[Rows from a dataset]
◇ ◇ ◇ ◇ ◇ ◇ ◇

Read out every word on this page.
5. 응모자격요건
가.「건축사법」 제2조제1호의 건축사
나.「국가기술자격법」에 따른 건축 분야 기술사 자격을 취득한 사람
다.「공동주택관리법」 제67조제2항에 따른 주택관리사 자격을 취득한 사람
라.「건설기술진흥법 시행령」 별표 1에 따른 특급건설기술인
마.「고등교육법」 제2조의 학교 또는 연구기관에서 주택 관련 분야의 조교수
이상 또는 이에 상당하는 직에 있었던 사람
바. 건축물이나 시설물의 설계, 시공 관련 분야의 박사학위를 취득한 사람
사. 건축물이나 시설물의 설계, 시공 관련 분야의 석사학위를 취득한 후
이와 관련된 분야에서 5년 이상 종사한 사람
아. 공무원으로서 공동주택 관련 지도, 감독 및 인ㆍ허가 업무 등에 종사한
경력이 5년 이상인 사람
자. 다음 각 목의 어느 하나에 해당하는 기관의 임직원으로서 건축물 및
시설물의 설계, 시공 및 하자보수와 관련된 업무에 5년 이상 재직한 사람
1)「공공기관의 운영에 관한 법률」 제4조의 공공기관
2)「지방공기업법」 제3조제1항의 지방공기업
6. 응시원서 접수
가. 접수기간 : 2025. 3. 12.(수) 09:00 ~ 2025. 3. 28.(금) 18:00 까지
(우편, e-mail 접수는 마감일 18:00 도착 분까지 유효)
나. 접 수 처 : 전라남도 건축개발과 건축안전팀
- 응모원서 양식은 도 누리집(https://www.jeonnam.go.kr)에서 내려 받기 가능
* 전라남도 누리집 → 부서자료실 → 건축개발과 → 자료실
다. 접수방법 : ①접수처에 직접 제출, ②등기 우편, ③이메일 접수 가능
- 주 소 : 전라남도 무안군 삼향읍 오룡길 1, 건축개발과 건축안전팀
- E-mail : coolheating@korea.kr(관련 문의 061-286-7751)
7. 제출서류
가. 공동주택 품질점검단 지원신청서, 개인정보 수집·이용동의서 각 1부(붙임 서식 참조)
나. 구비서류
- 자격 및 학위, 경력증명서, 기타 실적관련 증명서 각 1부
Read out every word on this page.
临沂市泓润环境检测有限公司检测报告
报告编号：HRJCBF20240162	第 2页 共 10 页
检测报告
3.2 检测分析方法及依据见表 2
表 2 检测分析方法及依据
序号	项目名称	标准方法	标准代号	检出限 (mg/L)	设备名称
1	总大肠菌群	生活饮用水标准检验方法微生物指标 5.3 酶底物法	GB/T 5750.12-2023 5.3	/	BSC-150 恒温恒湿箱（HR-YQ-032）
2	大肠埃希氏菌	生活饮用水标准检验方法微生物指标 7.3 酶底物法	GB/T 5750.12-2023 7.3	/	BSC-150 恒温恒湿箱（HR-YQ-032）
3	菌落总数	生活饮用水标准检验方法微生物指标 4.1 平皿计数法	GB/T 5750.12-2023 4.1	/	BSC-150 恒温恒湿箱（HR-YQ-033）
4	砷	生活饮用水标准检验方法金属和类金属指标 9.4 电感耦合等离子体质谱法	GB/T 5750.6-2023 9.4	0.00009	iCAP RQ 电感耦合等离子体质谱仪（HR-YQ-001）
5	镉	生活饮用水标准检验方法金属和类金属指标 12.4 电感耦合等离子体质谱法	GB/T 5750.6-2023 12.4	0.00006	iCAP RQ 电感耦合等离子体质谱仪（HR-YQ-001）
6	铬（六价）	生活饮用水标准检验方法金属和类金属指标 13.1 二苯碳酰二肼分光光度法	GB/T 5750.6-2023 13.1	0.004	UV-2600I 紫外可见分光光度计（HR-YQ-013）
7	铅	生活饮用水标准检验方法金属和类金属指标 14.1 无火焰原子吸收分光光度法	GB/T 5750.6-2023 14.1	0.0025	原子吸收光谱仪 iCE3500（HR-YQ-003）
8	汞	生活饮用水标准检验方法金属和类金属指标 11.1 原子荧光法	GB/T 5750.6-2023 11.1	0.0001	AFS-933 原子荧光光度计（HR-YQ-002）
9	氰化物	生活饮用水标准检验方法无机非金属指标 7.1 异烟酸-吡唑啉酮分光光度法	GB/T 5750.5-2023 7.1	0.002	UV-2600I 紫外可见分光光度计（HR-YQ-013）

◇ ◇ ◇ ◇ ◇ ◇ ◇

> _Directions for this task_
Retype all of the entries precisely as they are.

> _Exercise solution_
Read out every word on this page.
5. 응모자격요건
가.「건축사법」 제2조제1호의 건축사
나.「국가기술자격법」에 따른 건축 분야 기술사 자격을 취득한 사람
다.「공동주택관리법」 제67조제2항에 따른 주택관리사 자격을 취득한 사람
라.「건설기술진흥법 시행령」 별표 1에 따른 특급건설기술인
마.「고등교육법」 제2조의 학교 또는 연구기관에서 주택 관련 분야의 조교수
이상 또는 이에 상당하는 직에 있었던 사람
바. 건축물이나 시설물의 설계, 시공 관련 분야의 박사학위를 취득한 사람
사. 건축물이나 시설물의 설계, 시공 관련 분야의 석사학위를 취득한 후
이와 관련된 분야에서 5년 이상 종사한 사람
아. 공무원으로서 공동주택 관련 지도, 감독 및 인ㆍ허가 업무 등에 종사한
경력이 5년 이상인 사람
자. 다음 각 목의 어느 하나에 해당하는 기관의 임직원으로서 건축물 및
시설물의 설계, 시공 및 하자보수와 관련된 업무에 5년 이상 재직한 사람
1)「공공기관의 운영에 관한 법률」 제4조의 공공기관
2)「지방공기업법」 제3조제1항의 지방공기업
6. 응시원서 접수
가. 접수기간 : 2025. 3. 12.(수) 09:00 ~ 2025. 3. 28.(금) 18:00 까지
(우편, e-mail 접수는 마감일 18:00 도착 분까지 유효)
나. 접 수 처 : 전라남도 건축개발과 건축안전팀
- 응모원서 양식은 도 누리집(https://www.jeonnam.go.kr)에서 내려 받기 가능
* 전라남도 누리집 → 부서자료실 → 건축개발과 → 자료실
다. 접수방법 : ①접수처에 직접 제출, ②등기 우편, ③이메일 접수 가능
- 주 소 : 전라남도 무안군 삼향읍 오룡길 1, 건축개발과 건축안전팀
- E-mail : coolheating@korea.kr(관련 문의 061-286-7751)
7. 제출서류
가. 공동주택 품질점검단 지원신청서, 개인정보 수집·이용동의서 각 1부(붙임 서식 참조)
나. 구비서류
- 자격 및 학위, 경력증명서, 기타 실적관련 증명서 각 1부
Read out every word on this page.
临沂市泓润环境检测有限公司检测报告
报告编号：HRJCBF20240162	第 2页 共 10 页
检测报告
3.2 检测分析方法及依据见表 2
表 2 检测分析方法及依据
序号	项目名称	标准方法	标准代号	检出限 (mg/L)	设备名称
1	总大肠菌群	生活饮用水标准检验方法微生物指标 5.3 酶底物法	GB/T 5750.12-2023 5.3	/	BSC-150 恒温恒湿箱（HR-YQ-032）
2	大肠埃希氏菌	生活饮用水标准检验方法微生物指标 7.3 酶底物法	GB/T 5750.12-2023 7.3	/	BSC-150 恒温恒湿箱（HR-YQ-032）
3	菌落总数	生活饮用水标准检验方法微生物指标 4.1 平皿计数法	GB/T 5750.12-2023 4.1	/	BSC-150 恒温恒湿箱（HR-YQ-033）
4	砷	生活饮用水标准检验方法金属和类金属指标 9.4 电感耦合等离子体质谱法	GB/T 5750.6-2023 9.4	0.00009	iCAP RQ 电感耦合等离子体质谱仪（HR-YQ-001）
5	镉	生活饮用水标准检验方法金属和类金属指标 12.4 电感耦合等离子体质谱法	GB/T 5750.6-2023 12.4	0.00006	iCAP RQ 电感耦合等离子体质谱仪（HR-YQ-001）
6	铬（六价）	生活饮用水标准检验方法金属和类金属指标 13.1 二苯碳酰二肼分光光度法	GB/T 5750.6-2023 13.1	0.004	UV-2600I 紫外可见分光光度计（HR-YQ-013）
7	铅	生活饮用水标准检验方法金属和类金属指标 14.1 无火焰原子吸收分光光度法	GB/T 5750.6-2023 14.1	0.0025	原子吸收光谱仪 iCE3500（HR-YQ-003）
8	汞	生活饮用水标准检验方法金属和类金属指标 11.1 原子荧光法	GB/T 5750.6-2023 11.1	0.0001	AFS-933 原子荧光光度计（HR-YQ-002）
9	氰化物	生活饮用水标准检验方法无机非金属指标 7.1 异烟酸-吡唑啉酮分光光度法	GB/T 5750.5-2023 7.1	0.002	UV-2600I 紫外可见分光光度计（HR-YQ-013）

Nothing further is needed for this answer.